Answer these from the text on maritime collision avoidance, one answer per line:
1. Which challenge for autonomous ground vehicles does it name?
2. What is the common assumption about other vessels that is used to predict their future positions?
3. What does AIS stand for?

→ **PROVIDED TEXT**:
%%

Autonomous technology is spreading across numerous applications at an unprecedented pace. Amongst others, the DARPA Grand Challenge for autonomous ground vehicles has given an indication of what is possible to achieve using state-of-the-art sensors in combination with cleverly designed autonomous algorithms. We believe the increasing use of autonomy in vehicle systems eventually will propagate to the maritime industry and that we will see an increasing level of autonomy on ships in order to increase safety, and to reduce operational costs, emissions and impacts from human-induced errors.
When operating autonomously at sea, a collision avoidance (COLAV) system must be able to tackle the dangers imposed by other vessels operating in the same area. To avoid moving obstacles, one must have an idea about the future positions of these obstacles. A common approach is to assume that other vessels will keep their course and speed, and calculate a straight-line trajectory based on this assumption. This approach may, however, prove insufficient in some scenarios. By considering previous positions, electronic nautical charts, historical and/or real-time AIS (automatic identification system) data, traffic lanes etc., better estimates can often be obtained. This project will look into alternative solutions based on such data.

%%

→ **AVAILABLE DATA**:
%%

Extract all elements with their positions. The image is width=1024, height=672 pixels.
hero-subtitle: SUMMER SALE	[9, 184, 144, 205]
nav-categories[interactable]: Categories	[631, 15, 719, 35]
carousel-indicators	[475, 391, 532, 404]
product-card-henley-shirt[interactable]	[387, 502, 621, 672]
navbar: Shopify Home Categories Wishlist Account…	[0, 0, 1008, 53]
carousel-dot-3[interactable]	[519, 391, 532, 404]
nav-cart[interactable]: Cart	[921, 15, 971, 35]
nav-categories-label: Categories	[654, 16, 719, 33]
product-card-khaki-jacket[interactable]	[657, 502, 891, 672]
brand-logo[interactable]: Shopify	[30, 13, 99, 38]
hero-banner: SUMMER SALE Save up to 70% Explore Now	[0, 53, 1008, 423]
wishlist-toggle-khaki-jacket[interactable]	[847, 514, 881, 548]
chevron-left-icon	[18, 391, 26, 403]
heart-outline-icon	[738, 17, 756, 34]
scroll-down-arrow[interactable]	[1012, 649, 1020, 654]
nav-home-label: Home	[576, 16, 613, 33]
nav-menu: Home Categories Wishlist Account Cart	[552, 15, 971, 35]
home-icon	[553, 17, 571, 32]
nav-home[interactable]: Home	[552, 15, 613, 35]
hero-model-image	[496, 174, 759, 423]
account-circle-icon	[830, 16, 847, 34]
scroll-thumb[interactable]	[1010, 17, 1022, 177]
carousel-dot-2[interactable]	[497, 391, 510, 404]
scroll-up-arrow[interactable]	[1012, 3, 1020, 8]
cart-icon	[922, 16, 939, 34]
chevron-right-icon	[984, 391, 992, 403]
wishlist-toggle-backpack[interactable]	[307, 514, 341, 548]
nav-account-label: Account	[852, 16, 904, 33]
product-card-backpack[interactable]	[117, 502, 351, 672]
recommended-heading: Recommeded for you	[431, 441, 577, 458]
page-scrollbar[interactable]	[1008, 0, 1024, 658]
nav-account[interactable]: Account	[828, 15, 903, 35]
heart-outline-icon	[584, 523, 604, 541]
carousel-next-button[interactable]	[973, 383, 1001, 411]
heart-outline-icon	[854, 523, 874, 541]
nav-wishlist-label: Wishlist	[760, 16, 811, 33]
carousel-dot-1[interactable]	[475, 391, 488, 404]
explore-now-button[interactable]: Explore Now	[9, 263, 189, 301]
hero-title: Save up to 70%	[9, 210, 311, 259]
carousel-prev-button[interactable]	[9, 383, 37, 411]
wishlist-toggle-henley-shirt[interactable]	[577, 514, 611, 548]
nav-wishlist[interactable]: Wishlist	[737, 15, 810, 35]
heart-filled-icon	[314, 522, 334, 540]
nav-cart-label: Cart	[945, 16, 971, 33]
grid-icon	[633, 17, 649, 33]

%%

→ **OUTPUT BELOW**:
1. The DARPA Grand Challenge.
2. That other vessels will keep their course and speed, giving a straight-line trajectory.
3. Automatic identification system.